- _WHAT NEEDS TO BE DONE_
Rewrite the part of the material that opens with the line containing "Find 39 of the" and closes with the line containing "point — [654, 201, 674, 221]", substituting "y-axis-tick" for every "y-tick-label" and leaving everything else unchanged.

- _RECORDS TO USE_
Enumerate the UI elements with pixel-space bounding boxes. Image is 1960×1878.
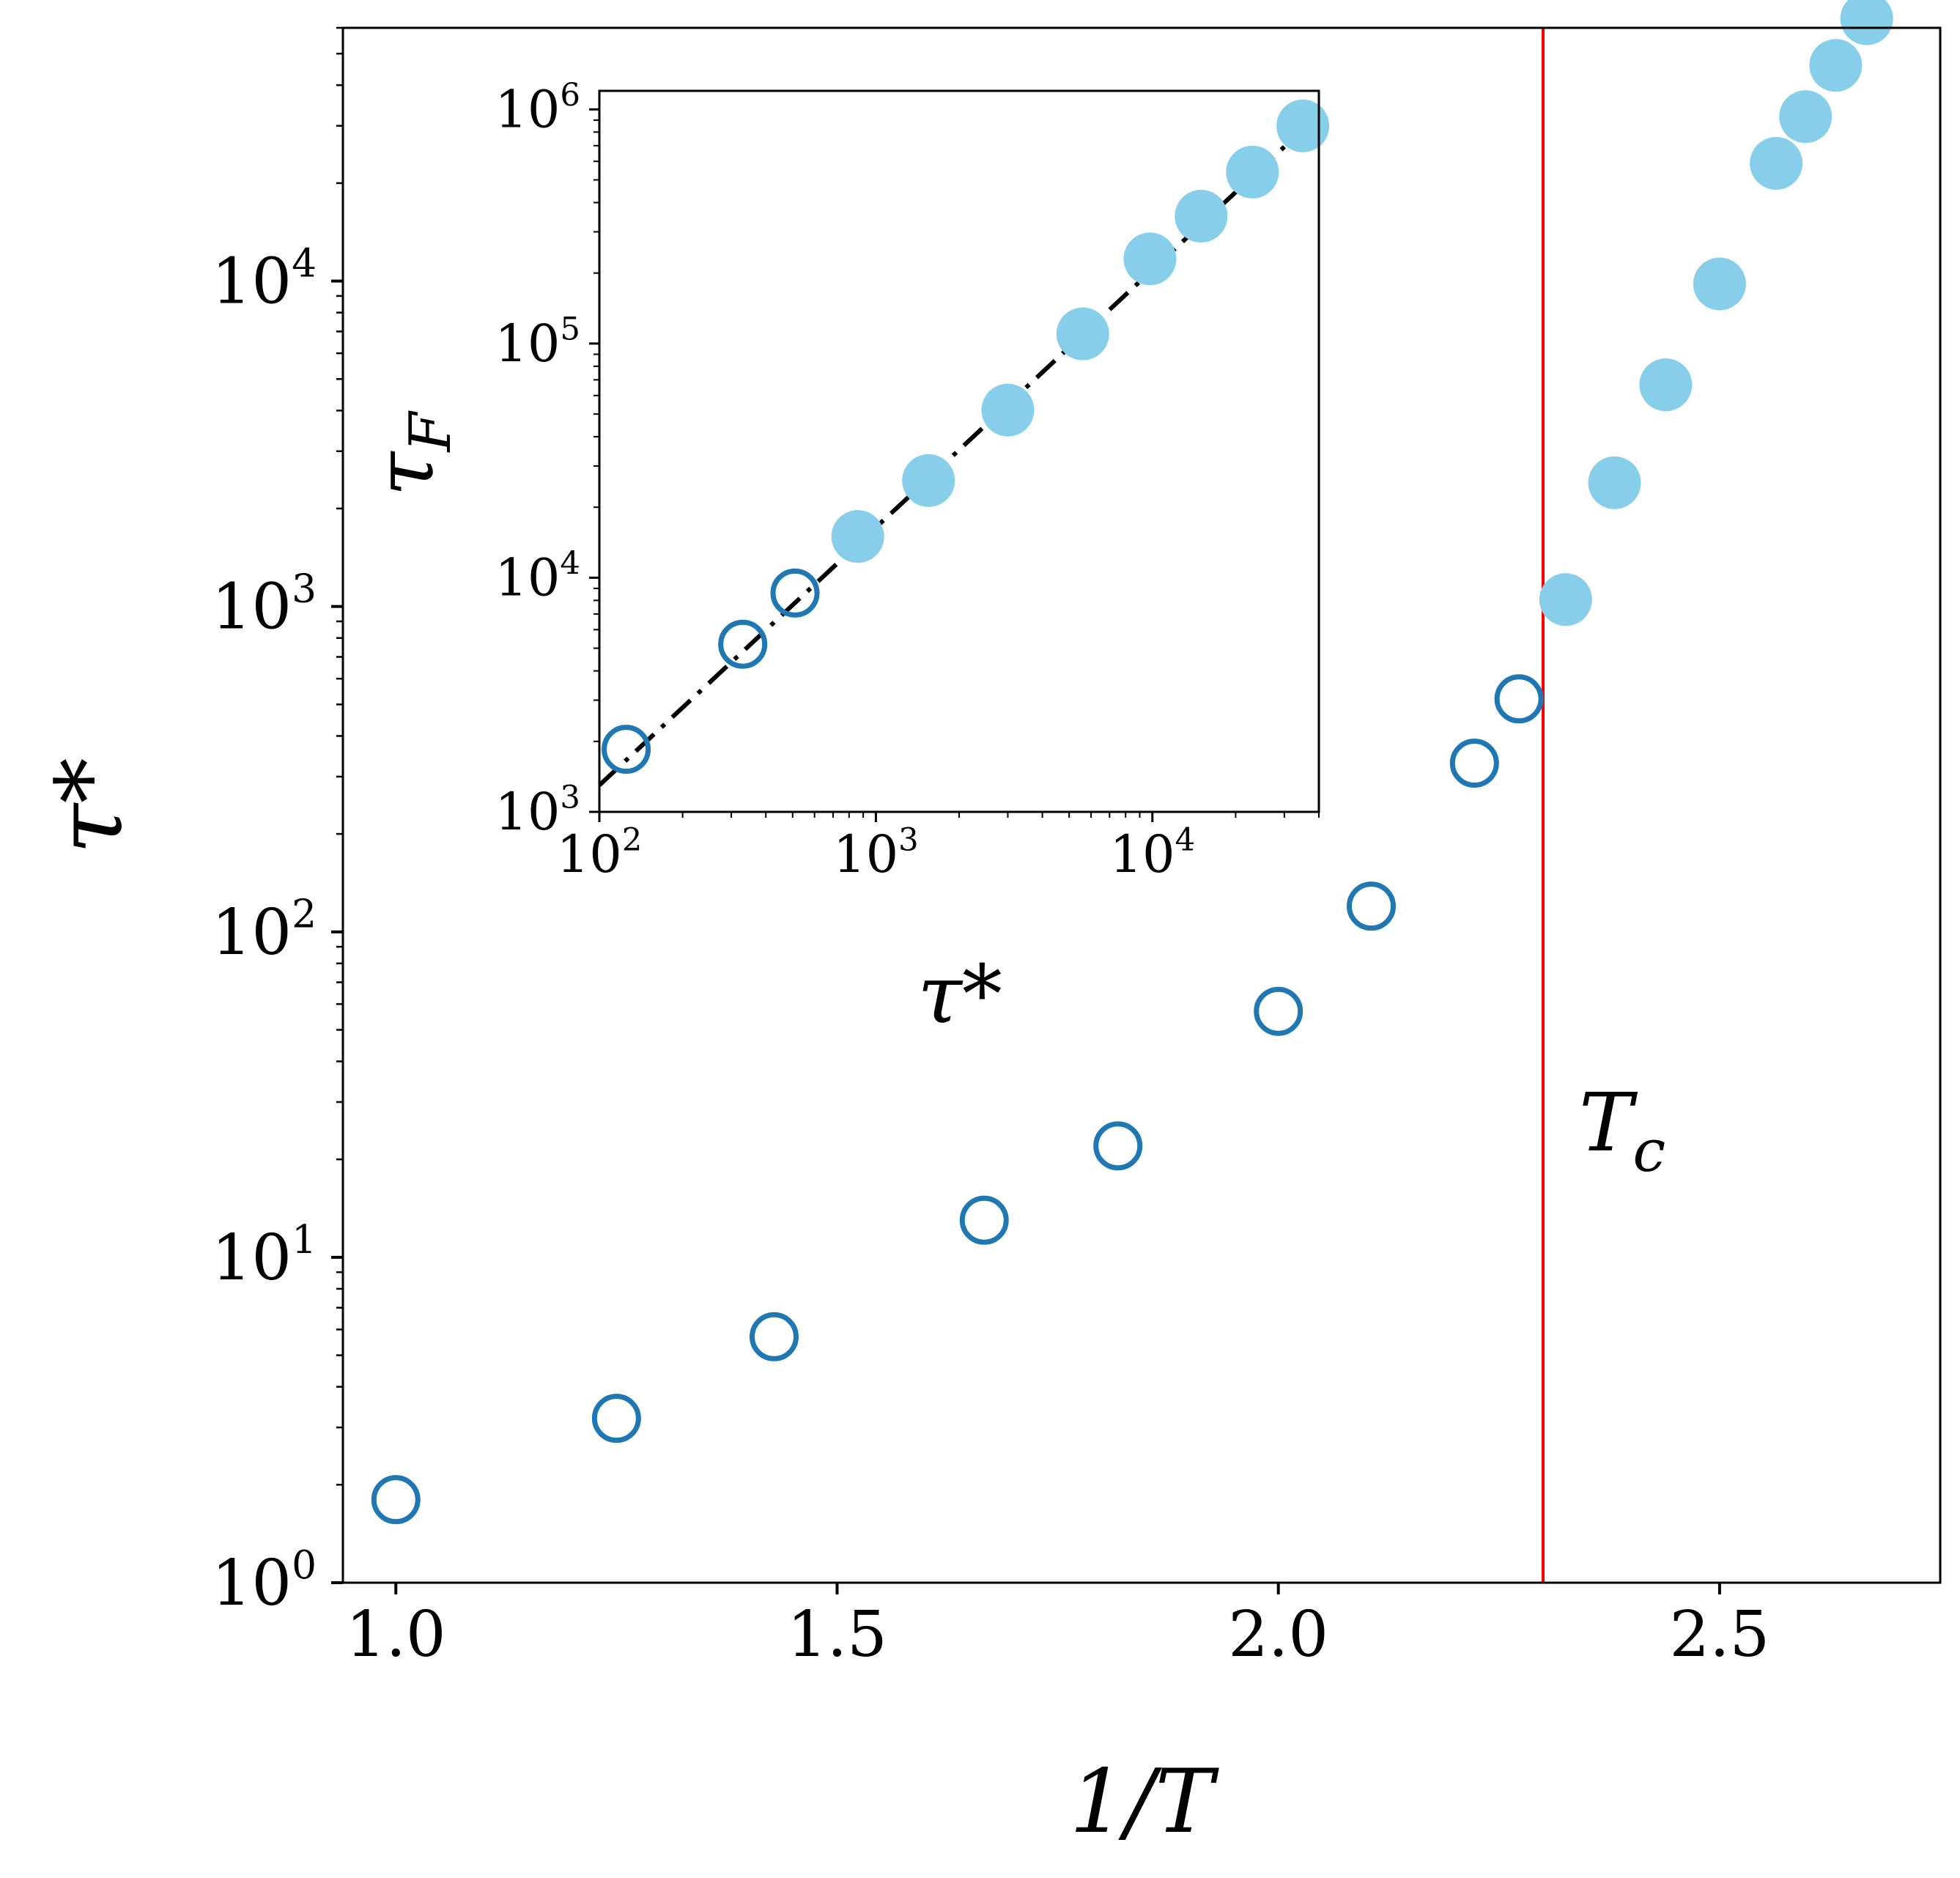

* * *

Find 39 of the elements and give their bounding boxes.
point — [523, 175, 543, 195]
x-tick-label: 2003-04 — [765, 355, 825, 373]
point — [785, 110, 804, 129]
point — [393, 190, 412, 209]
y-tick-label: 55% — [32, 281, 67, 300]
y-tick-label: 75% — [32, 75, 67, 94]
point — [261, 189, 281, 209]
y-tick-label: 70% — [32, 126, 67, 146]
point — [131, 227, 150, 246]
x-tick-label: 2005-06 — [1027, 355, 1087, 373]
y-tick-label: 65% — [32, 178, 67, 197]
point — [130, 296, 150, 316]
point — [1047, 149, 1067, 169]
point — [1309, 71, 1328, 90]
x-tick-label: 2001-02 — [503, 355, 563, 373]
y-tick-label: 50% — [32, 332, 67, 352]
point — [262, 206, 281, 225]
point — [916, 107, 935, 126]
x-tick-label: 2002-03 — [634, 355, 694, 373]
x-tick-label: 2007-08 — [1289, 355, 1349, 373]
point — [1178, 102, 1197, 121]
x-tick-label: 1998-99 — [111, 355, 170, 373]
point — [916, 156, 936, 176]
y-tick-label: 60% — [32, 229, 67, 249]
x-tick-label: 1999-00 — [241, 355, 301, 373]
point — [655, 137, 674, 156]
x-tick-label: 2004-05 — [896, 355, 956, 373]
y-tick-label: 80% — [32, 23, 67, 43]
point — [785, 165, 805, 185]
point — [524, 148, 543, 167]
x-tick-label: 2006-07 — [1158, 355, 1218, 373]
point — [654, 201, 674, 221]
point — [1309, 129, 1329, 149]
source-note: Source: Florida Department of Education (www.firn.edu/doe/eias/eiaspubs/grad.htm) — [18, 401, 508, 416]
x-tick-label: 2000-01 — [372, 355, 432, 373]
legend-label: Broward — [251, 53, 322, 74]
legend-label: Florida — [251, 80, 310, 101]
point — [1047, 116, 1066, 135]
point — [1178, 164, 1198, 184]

- _FULL SOLUTION_
Find 39 of the elements and give their bounding boxes.
point — [523, 175, 543, 195]
x-tick-label: 2003-04 — [765, 355, 825, 373]
point — [785, 110, 804, 129]
point — [393, 190, 412, 209]
y-axis-tick: 55% — [32, 281, 67, 300]
y-axis-tick: 75% — [32, 75, 67, 94]
point — [261, 189, 281, 209]
y-axis-tick: 70% — [32, 126, 67, 146]
point — [131, 227, 150, 246]
x-tick-label: 2005-06 — [1027, 355, 1087, 373]
y-axis-tick: 65% — [32, 178, 67, 197]
point — [130, 296, 150, 316]
point — [1047, 149, 1067, 169]
point — [1309, 71, 1328, 90]
x-tick-label: 2001-02 — [503, 355, 563, 373]
y-axis-tick: 50% — [32, 332, 67, 352]
point — [262, 206, 281, 225]
point — [916, 107, 935, 126]
x-tick-label: 2002-03 — [634, 355, 694, 373]
x-tick-label: 2007-08 — [1289, 355, 1349, 373]
point — [1178, 102, 1197, 121]
x-tick-label: 1998-99 — [111, 355, 170, 373]
point — [916, 156, 936, 176]
y-axis-tick: 60% — [32, 229, 67, 249]
x-tick-label: 1999-00 — [241, 355, 301, 373]
point — [655, 137, 674, 156]
x-tick-label: 2004-05 — [896, 355, 956, 373]
y-axis-tick: 80% — [32, 23, 67, 43]
point — [785, 165, 805, 185]
point — [524, 148, 543, 167]
x-tick-label: 2006-07 — [1158, 355, 1218, 373]
point — [654, 201, 674, 221]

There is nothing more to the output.